### Problem to solve
All of the listing below must be repeated word for word. Pictures are the only thing to omit.

Data extracted from a collection
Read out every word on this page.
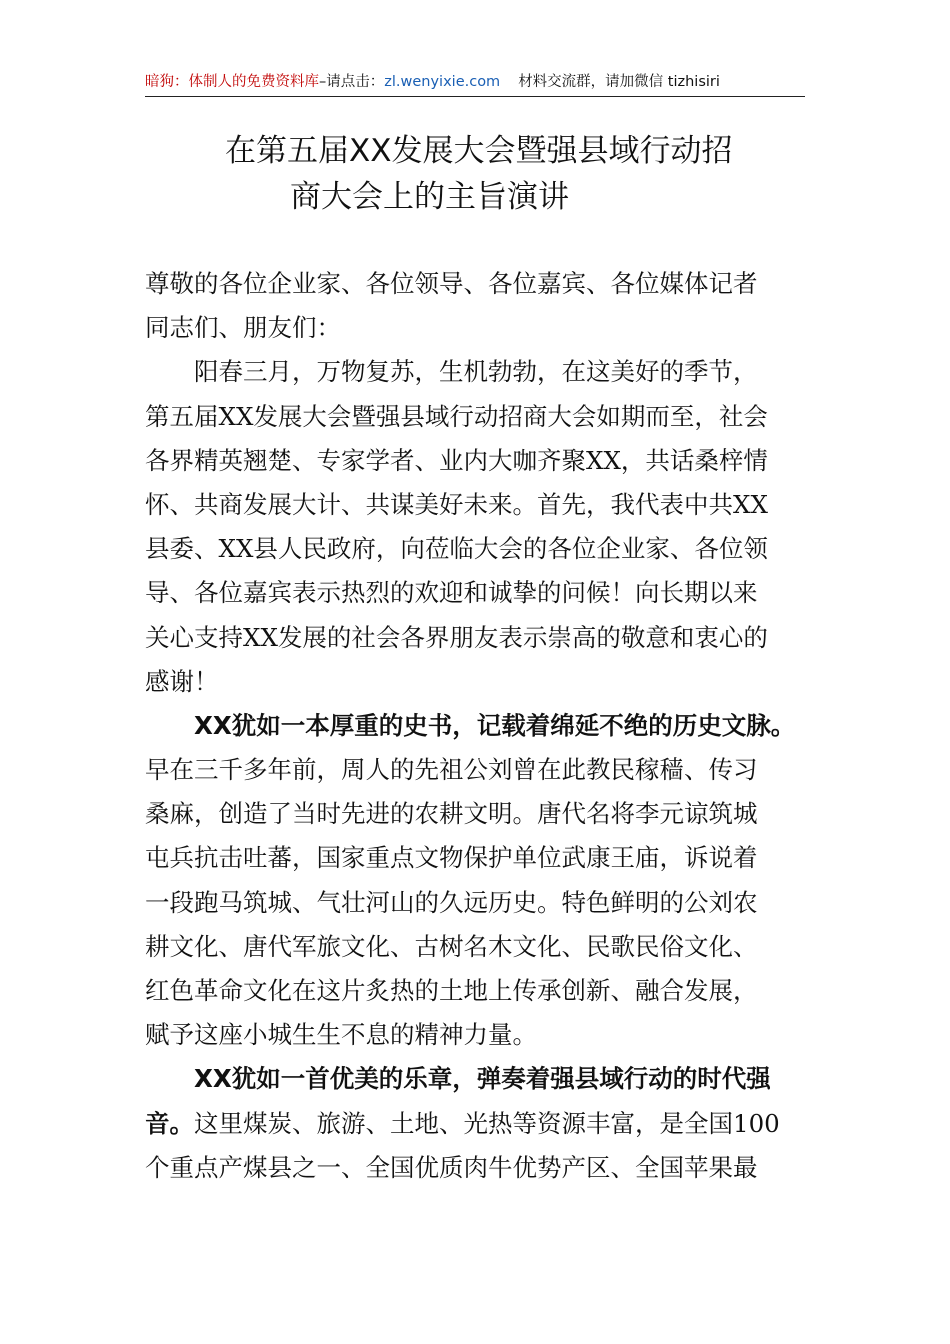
暗狗：体制人的免费资料库–请点击：zl.wenyixie.com 材料交流群，请加微信 tizhisiri
在第五届XX发展大会暨强县域行动招
商大会上的主旨演讲
尊敬的各位企业家、各位领导、各位嘉宾、各位媒体记者
同志们、朋友们：
阳春三月，万物复苏，生机勃勃，在这美好的季节，
第五届XX发展大会暨强县域行动招商大会如期而至，社会
各界精英翘楚、专家学者、业内大咖齐聚XX，共话桑梓情
怀、共商发展大计、共谋美好未来。首先，我代表中共XX
县委、XX县人民政府，向莅临大会的各位企业家、各位领
导、各位嘉宾表示热烈的欢迎和诚挚的问候！向长期以来
关心支持XX发展的社会各界朋友表示崇高的敬意和衷心的
感谢！
XX犹如一本厚重的史书，记载着绵延不绝的历史文脉。
早在三千多年前，周人的先祖公刘曾在此教民稼穑、传习
桑麻，创造了当时先进的农耕文明。唐代名将李元谅筑城
屯兵抗击吐蕃，国家重点文物保护单位武康王庙，诉说着
一段跑马筑城、气壮河山的久远历史。特色鲜明的公刘农
耕文化、唐代军旅文化、古树名木文化、民歌民俗文化、
红色革命文化在这片炙热的土地上传承创新、融合发展，
赋予这座小城生生不息的精神力量。
XX犹如一首优美的乐章，弹奏着强县域行动的时代强
音。这里煤炭、旅游、土地、光热等资源丰富，是全国100
个重点产煤县之一、全国优质肉牛优势产区、全国苹果最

### Solution to the problem
Read out every word on this page.
暗狗：体制人的免费资料库–请点击：zl.wenyixie.com 材料交流群，请加微信 tizhisiri
在第五届XX发展大会暨强县域行动招
商大会上的主旨演讲
尊敬的各位企业家、各位领导、各位嘉宾、各位媒体记者
同志们、朋友们：
阳春三月，万物复苏，生机勃勃，在这美好的季节，
第五届XX发展大会暨强县域行动招商大会如期而至，社会
各界精英翘楚、专家学者、业内大咖齐聚XX，共话桑梓情
怀、共商发展大计、共谋美好未来。首先，我代表中共XX
县委、XX县人民政府，向莅临大会的各位企业家、各位领
导、各位嘉宾表示热烈的欢迎和诚挚的问候！向长期以来
关心支持XX发展的社会各界朋友表示崇高的敬意和衷心的
感谢！
XX犹如一本厚重的史书，记载着绵延不绝的历史文脉。
早在三千多年前，周人的先祖公刘曾在此教民稼穑、传习
桑麻，创造了当时先进的农耕文明。唐代名将李元谅筑城
屯兵抗击吐蕃，国家重点文物保护单位武康王庙，诉说着
一段跑马筑城、气壮河山的久远历史。特色鲜明的公刘农
耕文化、唐代军旅文化、古树名木文化、民歌民俗文化、
红色革命文化在这片炙热的土地上传承创新、融合发展，
赋予这座小城生生不息的精神力量。
XX犹如一首优美的乐章，弹奏着强县域行动的时代强
音。这里煤炭、旅游、土地、光热等资源丰富，是全国100
个重点产煤县之一、全国优质肉牛优势产区、全国苹果最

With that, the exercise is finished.